Transcribe the lines below verbatim, skipping the images.

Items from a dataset
=-=-=-=-=

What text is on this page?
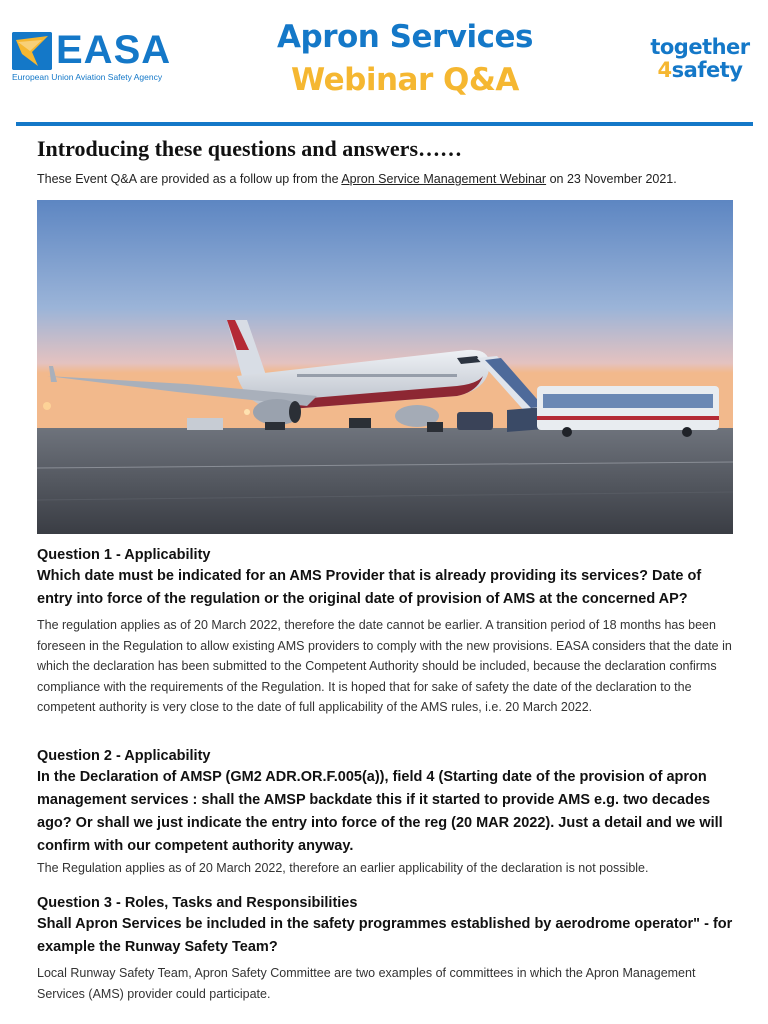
EASA
European Union Aviation Safety Agency
Apron Services
Webinar Q&A
together
4safety
Introducing these questions and answers……
These Event Q&A are provided as a follow up from the Apron Service Management Webinar on 23 November 2021.
Question 1 - Applicability
Which date must be indicated for an AMS Provider that is already providing its services? Date of entry into force of the regulation or the original date of provision of AMS at the concerned AP?
The regulation applies as of 20 March 2022, therefore the date cannot be earlier. A transition period of 18 months has been foreseen in the Regulation to allow existing AMS providers to comply with the new provisions. EASA considers that the date in which the declaration has been submitted to the Competent Authority should be included, because the declaration confirms compliance with the requirements of the Regulation. It is hoped that for sake of safety the date of the declaration to the competent authority is very close to the date of full applicability of the AMS rules, i.e. 20 March 2022.
Question 2 - Applicability
In the Declaration of AMSP (GM2 ADR.OR.F.005(a)), field 4 (Starting date of the provision of apron management services : shall the AMSP backdate this if it started to provide AMS e.g. two decades ago? Or shall we just indicate the entry into force of the reg (20 MAR 2022). Just a detail and we will confirm with our competent authority anyway.
The Regulation applies as of 20 March 2022, therefore an earlier applicability of the declaration is not possible.
Question 3 - Roles, Tasks and Responsibilities
Shall Apron Services be included in the safety programmes established by aerodrome operator" - for example the Runway Safety Team?
Local Runway Safety Team, Apron Safety Committee are two examples of committees in which the Apron Management Services (AMS) provider could participate.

=-=-=-=-=

#### CORRECT RESULT:
What text is on this page?
EASA
European Union Aviation Safety Agency
Apron Services
Webinar Q&A
together
4safety
Introducing these questions and answers……
These Event Q&A are provided as a follow up from the Apron Service Management Webinar on 23 November 2021.
Question 1 - Applicability
Which date must be indicated for an AMS Provider that is already providing its services? Date of entry into force of the regulation or the original date of provision of AMS at the concerned AP?
The regulation applies as of 20 March 2022, therefore the date cannot be earlier. A transition period of 18 months has been foreseen in the Regulation to allow existing AMS providers to comply with the new provisions. EASA considers that the date in which the declaration has been submitted to the Competent Authority should be included, because the declaration confirms compliance with the requirements of the Regulation. It is hoped that for sake of safety the date of the declaration to the competent authority is very close to the date of full applicability of the AMS rules, i.e. 20 March 2022.
Question 2 - Applicability
In the Declaration of AMSP (GM2 ADR.OR.F.005(a)), field 4 (Starting date of the provision of apron management services : shall the AMSP backdate this if it started to provide AMS e.g. two decades ago? Or shall we just indicate the entry into force of the reg (20 MAR 2022). Just a detail and we will confirm with our competent authority anyway.
The Regulation applies as of 20 March 2022, therefore an earlier applicability of the declaration is not possible.
Question 3 - Roles, Tasks and Responsibilities
Shall Apron Services be included in the safety programmes established by aerodrome operator" - for example the Runway Safety Team?
Local Runway Safety Team, Apron Safety Committee are two examples of committees in which the Apron Management Services (AMS) provider could participate.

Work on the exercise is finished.